> _EXERCISE TASK_
Each record must be retyped in full. No character may differ.

> _RECORDS SHOWN_
((
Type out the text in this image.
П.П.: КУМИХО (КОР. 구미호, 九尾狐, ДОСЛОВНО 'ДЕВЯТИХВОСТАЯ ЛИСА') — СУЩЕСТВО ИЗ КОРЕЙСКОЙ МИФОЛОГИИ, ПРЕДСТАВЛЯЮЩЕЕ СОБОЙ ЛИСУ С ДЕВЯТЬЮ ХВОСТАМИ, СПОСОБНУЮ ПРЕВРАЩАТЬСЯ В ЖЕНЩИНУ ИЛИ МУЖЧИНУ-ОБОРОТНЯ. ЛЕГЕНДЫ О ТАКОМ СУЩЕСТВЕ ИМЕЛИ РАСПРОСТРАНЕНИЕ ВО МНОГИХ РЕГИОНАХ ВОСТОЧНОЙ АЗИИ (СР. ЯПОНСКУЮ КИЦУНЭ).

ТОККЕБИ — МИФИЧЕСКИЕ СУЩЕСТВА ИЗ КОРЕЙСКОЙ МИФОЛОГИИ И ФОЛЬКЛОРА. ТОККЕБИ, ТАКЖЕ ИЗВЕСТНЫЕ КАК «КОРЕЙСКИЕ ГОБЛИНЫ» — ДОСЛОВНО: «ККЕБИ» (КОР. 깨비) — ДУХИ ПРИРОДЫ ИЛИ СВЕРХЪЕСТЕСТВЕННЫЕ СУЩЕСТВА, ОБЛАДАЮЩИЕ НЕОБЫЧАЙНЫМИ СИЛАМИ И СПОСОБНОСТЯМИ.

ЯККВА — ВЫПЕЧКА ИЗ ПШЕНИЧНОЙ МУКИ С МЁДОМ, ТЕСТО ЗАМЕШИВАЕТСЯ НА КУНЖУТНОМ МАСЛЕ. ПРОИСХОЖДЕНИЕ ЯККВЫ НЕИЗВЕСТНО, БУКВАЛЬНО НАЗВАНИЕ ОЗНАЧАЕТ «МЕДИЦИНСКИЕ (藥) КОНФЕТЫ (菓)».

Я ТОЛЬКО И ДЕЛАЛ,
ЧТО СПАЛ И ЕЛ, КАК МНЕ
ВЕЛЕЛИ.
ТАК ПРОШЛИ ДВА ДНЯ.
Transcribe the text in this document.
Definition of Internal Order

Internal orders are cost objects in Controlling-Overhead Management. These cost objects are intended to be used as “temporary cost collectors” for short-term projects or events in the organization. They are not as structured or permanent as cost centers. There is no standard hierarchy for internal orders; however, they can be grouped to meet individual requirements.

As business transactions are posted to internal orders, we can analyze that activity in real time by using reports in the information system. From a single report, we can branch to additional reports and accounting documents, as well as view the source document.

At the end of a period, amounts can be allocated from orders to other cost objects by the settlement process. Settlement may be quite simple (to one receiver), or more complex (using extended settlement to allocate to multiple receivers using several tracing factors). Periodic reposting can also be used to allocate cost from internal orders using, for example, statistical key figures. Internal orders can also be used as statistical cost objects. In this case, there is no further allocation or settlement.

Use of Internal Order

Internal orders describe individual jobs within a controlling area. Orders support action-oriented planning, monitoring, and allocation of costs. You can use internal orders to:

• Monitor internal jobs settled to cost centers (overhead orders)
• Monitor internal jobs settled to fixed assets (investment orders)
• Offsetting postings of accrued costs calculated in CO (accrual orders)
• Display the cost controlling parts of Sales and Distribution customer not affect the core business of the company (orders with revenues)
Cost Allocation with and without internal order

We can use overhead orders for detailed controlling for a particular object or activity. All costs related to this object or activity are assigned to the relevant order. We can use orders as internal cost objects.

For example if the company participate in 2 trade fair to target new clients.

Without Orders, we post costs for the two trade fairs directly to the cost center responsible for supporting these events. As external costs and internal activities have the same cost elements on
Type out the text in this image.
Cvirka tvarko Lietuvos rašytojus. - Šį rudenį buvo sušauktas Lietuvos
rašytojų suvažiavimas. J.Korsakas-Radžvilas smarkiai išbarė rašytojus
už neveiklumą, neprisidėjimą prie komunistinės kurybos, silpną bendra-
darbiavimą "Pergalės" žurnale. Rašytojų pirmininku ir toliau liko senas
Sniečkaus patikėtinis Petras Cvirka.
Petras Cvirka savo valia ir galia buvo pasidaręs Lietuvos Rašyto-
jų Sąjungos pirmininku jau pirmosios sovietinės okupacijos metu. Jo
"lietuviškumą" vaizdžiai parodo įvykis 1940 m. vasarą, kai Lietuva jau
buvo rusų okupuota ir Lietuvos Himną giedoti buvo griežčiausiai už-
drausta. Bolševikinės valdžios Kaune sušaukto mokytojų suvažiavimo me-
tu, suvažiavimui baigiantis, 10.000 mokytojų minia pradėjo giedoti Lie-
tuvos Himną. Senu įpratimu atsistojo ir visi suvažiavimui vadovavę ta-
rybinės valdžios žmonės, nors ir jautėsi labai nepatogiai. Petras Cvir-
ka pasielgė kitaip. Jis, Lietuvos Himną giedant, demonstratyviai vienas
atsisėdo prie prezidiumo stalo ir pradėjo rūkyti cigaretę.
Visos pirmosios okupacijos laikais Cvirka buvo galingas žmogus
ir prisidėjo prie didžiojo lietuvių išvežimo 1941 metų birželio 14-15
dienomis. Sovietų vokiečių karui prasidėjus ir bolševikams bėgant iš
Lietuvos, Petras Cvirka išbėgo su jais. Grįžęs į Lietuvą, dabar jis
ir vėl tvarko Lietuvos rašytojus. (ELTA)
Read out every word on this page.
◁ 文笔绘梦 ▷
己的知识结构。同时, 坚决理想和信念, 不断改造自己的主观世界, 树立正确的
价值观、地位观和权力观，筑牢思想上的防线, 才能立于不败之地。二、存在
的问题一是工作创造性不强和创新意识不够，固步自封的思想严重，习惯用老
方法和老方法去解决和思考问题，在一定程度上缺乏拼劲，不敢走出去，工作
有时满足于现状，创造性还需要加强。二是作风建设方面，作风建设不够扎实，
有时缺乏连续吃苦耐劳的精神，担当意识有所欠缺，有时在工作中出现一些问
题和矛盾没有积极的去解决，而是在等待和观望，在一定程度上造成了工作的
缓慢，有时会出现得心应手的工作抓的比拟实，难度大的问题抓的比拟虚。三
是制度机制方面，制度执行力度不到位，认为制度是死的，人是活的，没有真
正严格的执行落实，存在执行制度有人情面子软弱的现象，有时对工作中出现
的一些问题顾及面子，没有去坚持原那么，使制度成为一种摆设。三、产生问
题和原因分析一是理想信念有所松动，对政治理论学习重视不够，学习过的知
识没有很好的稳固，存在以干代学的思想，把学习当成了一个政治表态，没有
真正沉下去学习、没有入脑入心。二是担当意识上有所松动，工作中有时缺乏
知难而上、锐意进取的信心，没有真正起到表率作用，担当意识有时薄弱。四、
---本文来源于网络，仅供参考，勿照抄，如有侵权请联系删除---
))
> _RESPONSE TO THIS EXERCISE_
Type out the text in this image.
П.П.: КУМИХО (КОР. 구미호, 九尾狐, ДОСЛОВНО 'ДЕВЯТИХВОСТАЯ ЛИСА') — СУЩЕСТВО ИЗ КОРЕЙСКОЙ МИФОЛОГИИ, ПРЕДСТАВЛЯЮЩЕЕ СОБОЙ ЛИСУ С ДЕВЯТЬЮ ХВОСТАМИ, СПОСОБНУЮ ПРЕВРАЩАТЬСЯ В ЖЕНЩИНУ ИЛИ МУЖЧИНУ-ОБОРОТНЯ. ЛЕГЕНДЫ О ТАКОМ СУЩЕСТВЕ ИМЕЛИ РАСПРОСТРАНЕНИЕ ВО МНОГИХ РЕГИОНАХ ВОСТОЧНОЙ АЗИИ (СР. ЯПОНСКУЮ КИЦУНЭ).

ТОККЕБИ — МИФИЧЕСКИЕ СУЩЕСТВА ИЗ КОРЕЙСКОЙ МИФОЛОГИИ И ФОЛЬКЛОРА. ТОККЕБИ, ТАКЖЕ ИЗВЕСТНЫЕ КАК «КОРЕЙСКИЕ ГОБЛИНЫ» — ДОСЛОВНО: «ККЕБИ» (КОР. 깨비) — ДУХИ ПРИРОДЫ ИЛИ СВЕРХЪЕСТЕСТВЕННЫЕ СУЩЕСТВА, ОБЛАДАЮЩИЕ НЕОБЫЧАЙНЫМИ СИЛАМИ И СПОСОБНОСТЯМИ.

ЯККВА — ВЫПЕЧКА ИЗ ПШЕНИЧНОЙ МУКИ С МЁДОМ, ТЕСТО ЗАМЕШИВАЕТСЯ НА КУНЖУТНОМ МАСЛЕ. ПРОИСХОЖДЕНИЕ ЯККВЫ НЕИЗВЕСТНО, БУКВАЛЬНО НАЗВАНИЕ ОЗНАЧАЕТ «МЕДИЦИНСКИЕ (藥) КОНФЕТЫ (菓)».

Я ТОЛЬКО И ДЕЛАЛ,
ЧТО СПАЛ И ЕЛ, КАК МНЕ
ВЕЛЕЛИ.
ТАК ПРОШЛИ ДВА ДНЯ.
Transcribe the text in this document.
Definition of Internal Order

Internal orders are cost objects in Controlling-Overhead Management. These cost objects are intended to be used as “temporary cost collectors” for short-term projects or events in the organization. They are not as structured or permanent as cost centers. There is no standard hierarchy for internal orders; however, they can be grouped to meet individual requirements.

As business transactions are posted to internal orders, we can analyze that activity in real time by using reports in the information system. From a single report, we can branch to additional reports and accounting documents, as well as view the source document.

At the end of a period, amounts can be allocated from orders to other cost objects by the settlement process. Settlement may be quite simple (to one receiver), or more complex (using extended settlement to allocate to multiple receivers using several tracing factors). Periodic reposting can also be used to allocate cost from internal orders using, for example, statistical key figures. Internal orders can also be used as statistical cost objects. In this case, there is no further allocation or settlement.

Use of Internal Order

Internal orders describe individual jobs within a controlling area. Orders support action-oriented planning, monitoring, and allocation of costs. You can use internal orders to:

• Monitor internal jobs settled to cost centers (overhead orders)
• Monitor internal jobs settled to fixed assets (investment orders)
• Offsetting postings of accrued costs calculated in CO (accrual orders)
• Display the cost controlling parts of Sales and Distribution customer not affect the core business of the company (orders with revenues)
Cost Allocation with and without internal order

We can use overhead orders for detailed controlling for a particular object or activity. All costs related to this object or activity are assigned to the relevant order. We can use orders as internal cost objects.

For example if the company participate in 2 trade fair to target new clients.

Without Orders, we post costs for the two trade fairs directly to the cost center responsible for supporting these events. As external costs and internal activities have the same cost elements on
Type out the text in this image.
Cvirka tvarko Lietuvos rašytojus. - Šį rudenį buvo sušauktas Lietuvos
rašytojų suvažiavimas. J.Korsakas-Radžvilas smarkiai išbarė rašytojus
už neveiklumą, neprisidėjimą prie komunistinės kurybos, silpną bendra-
darbiavimą "Pergalės" žurnale. Rašytojų pirmininku ir toliau liko senas
Sniečkaus patikėtinis Petras Cvirka.
Petras Cvirka savo valia ir galia buvo pasidaręs Lietuvos Rašyto-
jų Sąjungos pirmininku jau pirmosios sovietinės okupacijos metu. Jo
"lietuviškumą" vaizdžiai parodo įvykis 1940 m. vasarą, kai Lietuva jau
buvo rusų okupuota ir Lietuvos Himną giedoti buvo griežčiausiai už-
drausta. Bolševikinės valdžios Kaune sušaukto mokytojų suvažiavimo me-
tu, suvažiavimui baigiantis, 10.000 mokytojų minia pradėjo giedoti Lie-
tuvos Himną. Senu įpratimu atsistojo ir visi suvažiavimui vadovavę ta-
rybinės valdžios žmonės, nors ir jautėsi labai nepatogiai. Petras Cvir-
ka pasielgė kitaip. Jis, Lietuvos Himną giedant, demonstratyviai vienas
atsisėdo prie prezidiumo stalo ir pradėjo rūkyti cigaretę.
Visos pirmosios okupacijos laikais Cvirka buvo galingas žmogus
ir prisidėjo prie didžiojo lietuvių išvežimo 1941 metų birželio 14-15
dienomis. Sovietų vokiečių karui prasidėjus ir bolševikams bėgant iš
Lietuvos, Petras Cvirka išbėgo su jais. Grįžęs į Lietuvą, dabar jis
ir vėl tvarko Lietuvos rašytojus. (ELTA)
Read out every word on this page.
◁ 文笔绘梦 ▷
己的知识结构。同时, 坚决理想和信念, 不断改造自己的主观世界, 树立正确的
价值观、地位观和权力观，筑牢思想上的防线, 才能立于不败之地。二、存在
的问题一是工作创造性不强和创新意识不够，固步自封的思想严重，习惯用老
方法和老方法去解决和思考问题，在一定程度上缺乏拼劲，不敢走出去，工作
有时满足于现状，创造性还需要加强。二是作风建设方面，作风建设不够扎实，
有时缺乏连续吃苦耐劳的精神，担当意识有所欠缺，有时在工作中出现一些问
题和矛盾没有积极的去解决，而是在等待和观望，在一定程度上造成了工作的
缓慢，有时会出现得心应手的工作抓的比拟实，难度大的问题抓的比拟虚。三
是制度机制方面，制度执行力度不到位，认为制度是死的，人是活的，没有真
正严格的执行落实，存在执行制度有人情面子软弱的现象，有时对工作中出现
的一些问题顾及面子，没有去坚持原那么，使制度成为一种摆设。三、产生问
题和原因分析一是理想信念有所松动，对政治理论学习重视不够，学习过的知
识没有很好的稳固，存在以干代学的思想，把学习当成了一个政治表态，没有
真正沉下去学习、没有入脑入心。二是担当意识上有所松动，工作中有时缺乏
知难而上、锐意进取的信心，没有真正起到表率作用，担当意识有时薄弱。四、
---本文来源于网络，仅供参考，勿照抄，如有侵权请联系删除---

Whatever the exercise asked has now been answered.